Aim of the exercise » Of the lines in this material, how many contain "千姿百态的特点"? Answer with a single number only.

Information given »
------------------------------
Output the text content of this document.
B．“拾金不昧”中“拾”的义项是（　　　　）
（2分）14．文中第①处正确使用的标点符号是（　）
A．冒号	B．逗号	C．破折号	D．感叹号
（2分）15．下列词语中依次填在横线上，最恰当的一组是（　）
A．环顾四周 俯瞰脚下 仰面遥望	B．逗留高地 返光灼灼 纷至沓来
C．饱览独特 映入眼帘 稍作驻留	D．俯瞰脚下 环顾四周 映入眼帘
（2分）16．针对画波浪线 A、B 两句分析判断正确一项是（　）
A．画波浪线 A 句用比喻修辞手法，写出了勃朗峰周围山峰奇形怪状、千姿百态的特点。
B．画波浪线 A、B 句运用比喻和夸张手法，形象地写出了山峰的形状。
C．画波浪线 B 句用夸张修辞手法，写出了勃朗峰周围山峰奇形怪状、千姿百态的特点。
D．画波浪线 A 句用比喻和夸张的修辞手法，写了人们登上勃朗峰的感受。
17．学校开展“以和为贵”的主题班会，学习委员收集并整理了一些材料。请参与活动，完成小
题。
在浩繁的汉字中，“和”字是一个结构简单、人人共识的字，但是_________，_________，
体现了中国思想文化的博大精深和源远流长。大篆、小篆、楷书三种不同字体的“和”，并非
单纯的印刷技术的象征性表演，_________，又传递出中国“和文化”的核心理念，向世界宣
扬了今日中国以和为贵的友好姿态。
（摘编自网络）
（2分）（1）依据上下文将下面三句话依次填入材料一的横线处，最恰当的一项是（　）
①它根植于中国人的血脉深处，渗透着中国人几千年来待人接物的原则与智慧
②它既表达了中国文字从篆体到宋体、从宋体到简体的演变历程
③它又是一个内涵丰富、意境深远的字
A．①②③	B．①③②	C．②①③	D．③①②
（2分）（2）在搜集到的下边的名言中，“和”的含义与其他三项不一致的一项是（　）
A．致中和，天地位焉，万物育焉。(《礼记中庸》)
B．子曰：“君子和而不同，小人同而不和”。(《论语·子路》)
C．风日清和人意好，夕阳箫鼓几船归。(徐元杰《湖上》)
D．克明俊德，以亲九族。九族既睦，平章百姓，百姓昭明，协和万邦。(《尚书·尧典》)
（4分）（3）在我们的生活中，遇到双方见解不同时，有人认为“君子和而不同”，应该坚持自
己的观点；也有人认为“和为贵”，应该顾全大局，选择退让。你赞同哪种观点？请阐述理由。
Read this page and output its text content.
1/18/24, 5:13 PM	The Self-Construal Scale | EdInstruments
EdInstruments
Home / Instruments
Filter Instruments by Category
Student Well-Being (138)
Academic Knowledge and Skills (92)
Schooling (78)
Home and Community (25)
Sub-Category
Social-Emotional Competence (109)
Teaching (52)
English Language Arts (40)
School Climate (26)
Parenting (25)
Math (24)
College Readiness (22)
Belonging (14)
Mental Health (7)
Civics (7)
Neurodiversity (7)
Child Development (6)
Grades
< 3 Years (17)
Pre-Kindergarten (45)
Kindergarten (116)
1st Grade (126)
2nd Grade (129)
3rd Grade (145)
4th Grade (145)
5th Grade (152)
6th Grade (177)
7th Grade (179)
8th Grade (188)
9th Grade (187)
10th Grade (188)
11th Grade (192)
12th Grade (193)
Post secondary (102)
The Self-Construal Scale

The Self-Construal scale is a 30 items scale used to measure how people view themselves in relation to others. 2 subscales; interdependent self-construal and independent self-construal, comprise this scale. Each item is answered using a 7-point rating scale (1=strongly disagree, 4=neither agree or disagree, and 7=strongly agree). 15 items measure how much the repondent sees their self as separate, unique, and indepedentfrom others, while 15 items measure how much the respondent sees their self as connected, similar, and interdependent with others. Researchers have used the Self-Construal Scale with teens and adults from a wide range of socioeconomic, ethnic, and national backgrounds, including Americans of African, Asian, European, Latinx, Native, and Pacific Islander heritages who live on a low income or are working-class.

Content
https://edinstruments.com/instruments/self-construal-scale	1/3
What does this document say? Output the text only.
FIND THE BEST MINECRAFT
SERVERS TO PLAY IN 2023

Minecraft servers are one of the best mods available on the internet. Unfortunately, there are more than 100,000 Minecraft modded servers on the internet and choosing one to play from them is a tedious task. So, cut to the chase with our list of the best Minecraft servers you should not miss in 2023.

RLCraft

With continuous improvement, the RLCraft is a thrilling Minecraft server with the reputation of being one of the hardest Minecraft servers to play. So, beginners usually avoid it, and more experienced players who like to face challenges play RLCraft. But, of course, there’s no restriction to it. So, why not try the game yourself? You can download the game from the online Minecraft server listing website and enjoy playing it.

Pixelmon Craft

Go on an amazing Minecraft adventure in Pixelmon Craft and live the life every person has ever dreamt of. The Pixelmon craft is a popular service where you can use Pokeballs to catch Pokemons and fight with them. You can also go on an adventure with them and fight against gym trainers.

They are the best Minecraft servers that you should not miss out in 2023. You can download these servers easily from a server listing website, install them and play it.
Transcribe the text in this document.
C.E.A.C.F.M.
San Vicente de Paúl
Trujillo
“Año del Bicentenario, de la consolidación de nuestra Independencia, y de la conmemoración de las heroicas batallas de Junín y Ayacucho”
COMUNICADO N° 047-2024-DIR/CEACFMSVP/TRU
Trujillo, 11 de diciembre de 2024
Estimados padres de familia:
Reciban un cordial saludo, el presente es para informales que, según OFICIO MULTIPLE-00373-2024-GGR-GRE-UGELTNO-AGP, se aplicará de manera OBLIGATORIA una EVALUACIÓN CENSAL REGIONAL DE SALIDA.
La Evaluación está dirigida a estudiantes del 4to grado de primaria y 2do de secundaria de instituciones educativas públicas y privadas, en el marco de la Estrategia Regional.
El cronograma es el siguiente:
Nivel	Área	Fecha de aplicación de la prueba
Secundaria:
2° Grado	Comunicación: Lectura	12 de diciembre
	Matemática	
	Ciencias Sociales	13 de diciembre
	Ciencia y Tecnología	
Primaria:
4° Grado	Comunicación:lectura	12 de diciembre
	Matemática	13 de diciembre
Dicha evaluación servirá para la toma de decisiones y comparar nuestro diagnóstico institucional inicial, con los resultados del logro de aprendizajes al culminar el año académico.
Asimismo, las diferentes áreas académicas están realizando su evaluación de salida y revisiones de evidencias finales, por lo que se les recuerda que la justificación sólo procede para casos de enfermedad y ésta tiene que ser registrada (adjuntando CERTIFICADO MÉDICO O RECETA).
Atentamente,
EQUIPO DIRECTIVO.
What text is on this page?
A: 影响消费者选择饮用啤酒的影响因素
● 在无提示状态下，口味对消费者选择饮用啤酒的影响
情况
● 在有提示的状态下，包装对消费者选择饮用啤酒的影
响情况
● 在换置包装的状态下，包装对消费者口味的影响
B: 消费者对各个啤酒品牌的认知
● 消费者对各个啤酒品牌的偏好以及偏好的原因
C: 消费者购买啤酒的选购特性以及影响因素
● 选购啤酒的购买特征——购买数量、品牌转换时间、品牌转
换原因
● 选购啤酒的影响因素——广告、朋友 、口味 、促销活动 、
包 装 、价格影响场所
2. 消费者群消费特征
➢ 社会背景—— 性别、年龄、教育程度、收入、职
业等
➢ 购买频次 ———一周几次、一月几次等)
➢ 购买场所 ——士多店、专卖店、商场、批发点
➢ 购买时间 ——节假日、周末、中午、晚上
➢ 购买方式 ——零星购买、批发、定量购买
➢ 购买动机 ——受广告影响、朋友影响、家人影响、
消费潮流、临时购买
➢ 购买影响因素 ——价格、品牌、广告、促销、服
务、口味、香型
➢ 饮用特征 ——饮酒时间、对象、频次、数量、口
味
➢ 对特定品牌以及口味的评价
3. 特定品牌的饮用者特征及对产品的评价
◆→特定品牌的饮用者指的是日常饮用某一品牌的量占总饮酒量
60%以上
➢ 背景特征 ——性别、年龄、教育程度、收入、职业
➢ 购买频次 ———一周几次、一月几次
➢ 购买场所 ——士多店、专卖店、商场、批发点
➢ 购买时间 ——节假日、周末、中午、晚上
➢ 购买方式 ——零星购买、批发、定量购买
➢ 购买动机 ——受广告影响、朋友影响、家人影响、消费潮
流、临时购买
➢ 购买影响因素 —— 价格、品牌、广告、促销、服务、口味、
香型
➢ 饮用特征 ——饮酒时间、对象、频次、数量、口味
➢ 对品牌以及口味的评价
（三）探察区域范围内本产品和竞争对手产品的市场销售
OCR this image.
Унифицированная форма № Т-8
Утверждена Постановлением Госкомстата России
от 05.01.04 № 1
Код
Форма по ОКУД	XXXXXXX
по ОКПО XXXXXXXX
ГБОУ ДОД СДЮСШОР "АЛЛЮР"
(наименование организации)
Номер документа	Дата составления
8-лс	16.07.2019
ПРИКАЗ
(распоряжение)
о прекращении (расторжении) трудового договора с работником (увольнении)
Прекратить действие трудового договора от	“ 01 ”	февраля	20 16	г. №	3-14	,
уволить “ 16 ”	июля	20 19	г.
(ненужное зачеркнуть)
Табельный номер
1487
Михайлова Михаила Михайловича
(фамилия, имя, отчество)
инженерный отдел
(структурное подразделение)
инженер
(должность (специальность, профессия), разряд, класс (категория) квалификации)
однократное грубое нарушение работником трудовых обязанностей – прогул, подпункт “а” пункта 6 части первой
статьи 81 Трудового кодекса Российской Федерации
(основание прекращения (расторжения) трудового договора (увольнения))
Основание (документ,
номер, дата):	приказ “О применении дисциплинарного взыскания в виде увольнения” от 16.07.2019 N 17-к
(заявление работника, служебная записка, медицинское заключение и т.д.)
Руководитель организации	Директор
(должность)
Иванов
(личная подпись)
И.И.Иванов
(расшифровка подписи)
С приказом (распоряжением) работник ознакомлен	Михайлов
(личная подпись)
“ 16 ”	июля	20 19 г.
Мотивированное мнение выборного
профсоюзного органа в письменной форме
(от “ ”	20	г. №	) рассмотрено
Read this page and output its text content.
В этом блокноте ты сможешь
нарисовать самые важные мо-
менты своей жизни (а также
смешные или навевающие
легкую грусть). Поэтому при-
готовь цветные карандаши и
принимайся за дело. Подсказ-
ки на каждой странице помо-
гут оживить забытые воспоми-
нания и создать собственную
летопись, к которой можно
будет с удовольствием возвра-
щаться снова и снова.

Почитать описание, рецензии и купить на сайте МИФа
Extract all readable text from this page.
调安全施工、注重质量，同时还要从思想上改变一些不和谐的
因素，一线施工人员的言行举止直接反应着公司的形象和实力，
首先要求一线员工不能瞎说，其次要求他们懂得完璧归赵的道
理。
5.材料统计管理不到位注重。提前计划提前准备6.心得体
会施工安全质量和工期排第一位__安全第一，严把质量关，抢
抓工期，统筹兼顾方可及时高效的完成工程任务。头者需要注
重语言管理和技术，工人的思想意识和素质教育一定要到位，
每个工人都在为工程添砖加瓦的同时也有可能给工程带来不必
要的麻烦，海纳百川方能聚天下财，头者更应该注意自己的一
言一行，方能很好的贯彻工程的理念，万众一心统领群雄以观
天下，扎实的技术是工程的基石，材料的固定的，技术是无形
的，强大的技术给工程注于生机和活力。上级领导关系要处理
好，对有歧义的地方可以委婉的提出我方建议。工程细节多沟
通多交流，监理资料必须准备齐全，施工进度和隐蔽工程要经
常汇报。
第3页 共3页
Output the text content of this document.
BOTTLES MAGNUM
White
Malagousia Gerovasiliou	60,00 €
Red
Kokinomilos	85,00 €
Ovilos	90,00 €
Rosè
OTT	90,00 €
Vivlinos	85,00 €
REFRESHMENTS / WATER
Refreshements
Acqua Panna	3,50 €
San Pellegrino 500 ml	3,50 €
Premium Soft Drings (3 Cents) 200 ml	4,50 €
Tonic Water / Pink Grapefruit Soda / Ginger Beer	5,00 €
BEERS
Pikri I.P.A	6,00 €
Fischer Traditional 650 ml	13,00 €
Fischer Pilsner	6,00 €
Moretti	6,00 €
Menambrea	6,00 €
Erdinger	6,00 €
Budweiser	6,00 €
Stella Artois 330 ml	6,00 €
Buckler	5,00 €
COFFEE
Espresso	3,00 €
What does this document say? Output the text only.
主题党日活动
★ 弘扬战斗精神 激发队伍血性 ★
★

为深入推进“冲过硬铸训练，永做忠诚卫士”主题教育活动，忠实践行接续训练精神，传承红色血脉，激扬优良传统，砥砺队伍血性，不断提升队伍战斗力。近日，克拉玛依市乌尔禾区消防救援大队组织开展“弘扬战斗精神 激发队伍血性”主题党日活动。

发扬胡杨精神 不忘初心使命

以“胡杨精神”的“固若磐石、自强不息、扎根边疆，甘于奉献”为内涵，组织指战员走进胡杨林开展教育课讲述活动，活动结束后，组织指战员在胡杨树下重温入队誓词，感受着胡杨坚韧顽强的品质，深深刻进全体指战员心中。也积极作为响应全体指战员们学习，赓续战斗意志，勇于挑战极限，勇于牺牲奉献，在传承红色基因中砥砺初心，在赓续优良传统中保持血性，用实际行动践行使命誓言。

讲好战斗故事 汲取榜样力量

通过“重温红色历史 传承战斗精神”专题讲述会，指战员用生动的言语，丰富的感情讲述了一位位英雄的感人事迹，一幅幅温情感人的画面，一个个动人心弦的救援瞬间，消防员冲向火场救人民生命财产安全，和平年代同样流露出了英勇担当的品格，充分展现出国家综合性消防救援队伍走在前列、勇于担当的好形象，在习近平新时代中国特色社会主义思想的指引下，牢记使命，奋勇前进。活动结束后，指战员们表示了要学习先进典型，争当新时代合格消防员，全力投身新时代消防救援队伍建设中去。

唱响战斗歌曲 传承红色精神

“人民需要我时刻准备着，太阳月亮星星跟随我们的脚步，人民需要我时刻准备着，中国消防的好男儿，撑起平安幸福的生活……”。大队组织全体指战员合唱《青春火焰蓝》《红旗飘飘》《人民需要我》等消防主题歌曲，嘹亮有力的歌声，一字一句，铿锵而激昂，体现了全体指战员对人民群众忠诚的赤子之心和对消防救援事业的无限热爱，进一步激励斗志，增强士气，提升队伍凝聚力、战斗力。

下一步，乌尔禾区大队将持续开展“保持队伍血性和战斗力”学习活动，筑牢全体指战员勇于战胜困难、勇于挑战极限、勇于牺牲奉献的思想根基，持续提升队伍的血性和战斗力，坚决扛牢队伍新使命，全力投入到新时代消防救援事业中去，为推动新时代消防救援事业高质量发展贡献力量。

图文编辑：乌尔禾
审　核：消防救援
------------------------------
Expected answer » 2